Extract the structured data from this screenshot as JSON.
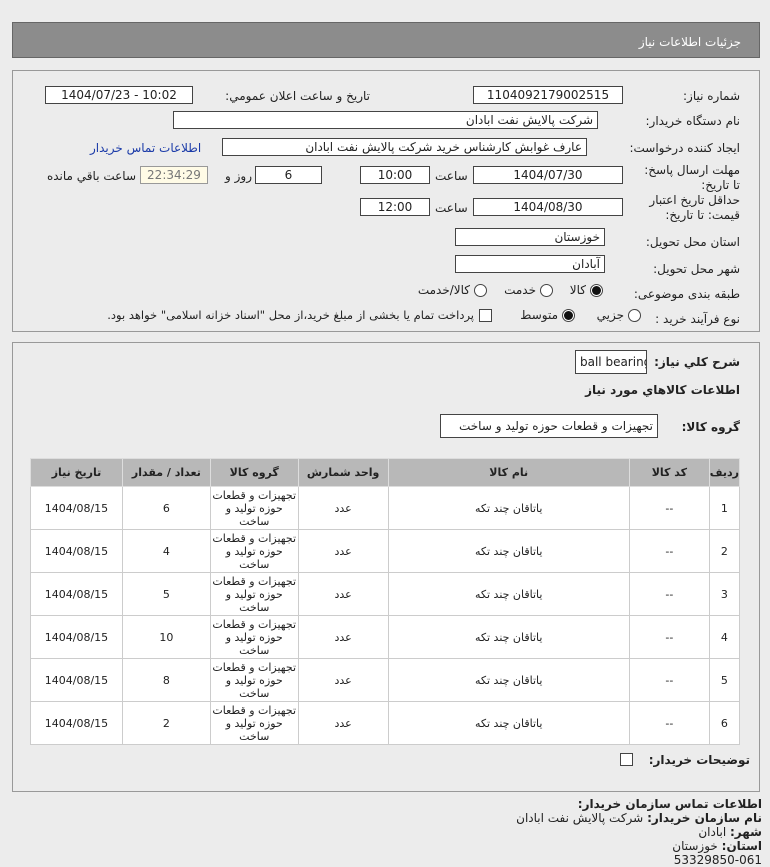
{
  "header": {
    "title": "جزئيات اطلاعات نياز"
  },
  "form": {
    "need_number_label": "شماره نياز:",
    "need_number": "1104092179002515",
    "announce_label": "تاريخ و ساعت اعلان عمومي:",
    "announce_value": "1404/07/23 - 10:02",
    "buyer_org_label": "نام دستگاه خريدار:",
    "buyer_org": "شرکت پالايش نفت ابادان",
    "creator_label": "ايجاد کننده درخواست:",
    "creator": "عارف غوابش کارشناس خريد شرکت پالايش نفت ابادان",
    "contact_link": "اطلاعات تماس خريدار",
    "deadline_label": "مهلت ارسال پاسخ: تا تاريخ:",
    "deadline_date": "1404/07/30",
    "time_label": "ساعت",
    "deadline_time": "10:00",
    "days": "6",
    "days_label": "روز و",
    "remaining": "22:34:29",
    "remaining_label": "ساعت باقي مانده",
    "validity_label": "حداقل تاريخ اعتبار قيمت: تا تاريخ:",
    "validity_date": "1404/08/30",
    "validity_time": "12:00",
    "province_label": "استان محل تحويل:",
    "province": "خوزستان",
    "city_label": "شهر محل تحويل:",
    "city": "آبادان",
    "category_label": "طبقه بندی موضوعی:",
    "category_options": [
      "کالا",
      "خدمت",
      "کالا/خدمت"
    ],
    "category_selected": "کالا",
    "process_label": "نوع فرآيند خريد :",
    "process_options": [
      "جزيي",
      "متوسط"
    ],
    "process_selected": "متوسط",
    "payment_note": "پرداخت تمام يا بخشی از مبلغ خريد،از محل \"اسناد خزانه اسلامی\" خواهد بود."
  },
  "details": {
    "summary_label": "شرح کلي نياز:",
    "summary": "ball bearing",
    "goods_info_title": "اطلاعات کالاهاي مورد نياز",
    "group_label": "گروه کالا:",
    "group": "تجهيزات و قطعات حوزه توليد و ساخت",
    "columns": [
      "رديف",
      "کد کالا",
      "نام کالا",
      "واحد شمارش",
      "گروه کالا",
      "تعداد / مقدار",
      "تاريخ نياز"
    ],
    "rows": [
      [
        "1",
        "--",
        "ياتاقان چند تکه",
        "عدد",
        "تجهيزات و قطعات حوزه توليد و ساخت",
        "6",
        "1404/08/15"
      ],
      [
        "2",
        "--",
        "ياتاقان چند تکه",
        "عدد",
        "تجهيزات و قطعات حوزه توليد و ساخت",
        "4",
        "1404/08/15"
      ],
      [
        "3",
        "--",
        "ياتاقان چند تکه",
        "عدد",
        "تجهيزات و قطعات حوزه توليد و ساخت",
        "5",
        "1404/08/15"
      ],
      [
        "4",
        "--",
        "ياتاقان چند تکه",
        "عدد",
        "تجهيزات و قطعات حوزه توليد و ساخت",
        "10",
        "1404/08/15"
      ],
      [
        "5",
        "--",
        "ياتاقان چند تکه",
        "عدد",
        "تجهيزات و قطعات حوزه توليد و ساخت",
        "8",
        "1404/08/15"
      ],
      [
        "6",
        "--",
        "ياتاقان چند تکه",
        "عدد",
        "تجهيزات و قطعات حوزه توليد و ساخت",
        "2",
        "1404/08/15"
      ]
    ],
    "buyer_notes_label": "توضيحات خريدار:"
  },
  "contact": {
    "title": "اطلاعات تماس سازمان خريدار:",
    "org_label": "نام سازمان خريدار:",
    "org": "شرکت پالايش نفت ابادان",
    "city_label": "شهر:",
    "city": "ابادان",
    "province_label": "استان:",
    "province": "خوزستان",
    "fax_partial": "53329850-061"
  }
}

========

» Requirements
State only the number of lines in these entries that contain "شرکت".

» Task solution
3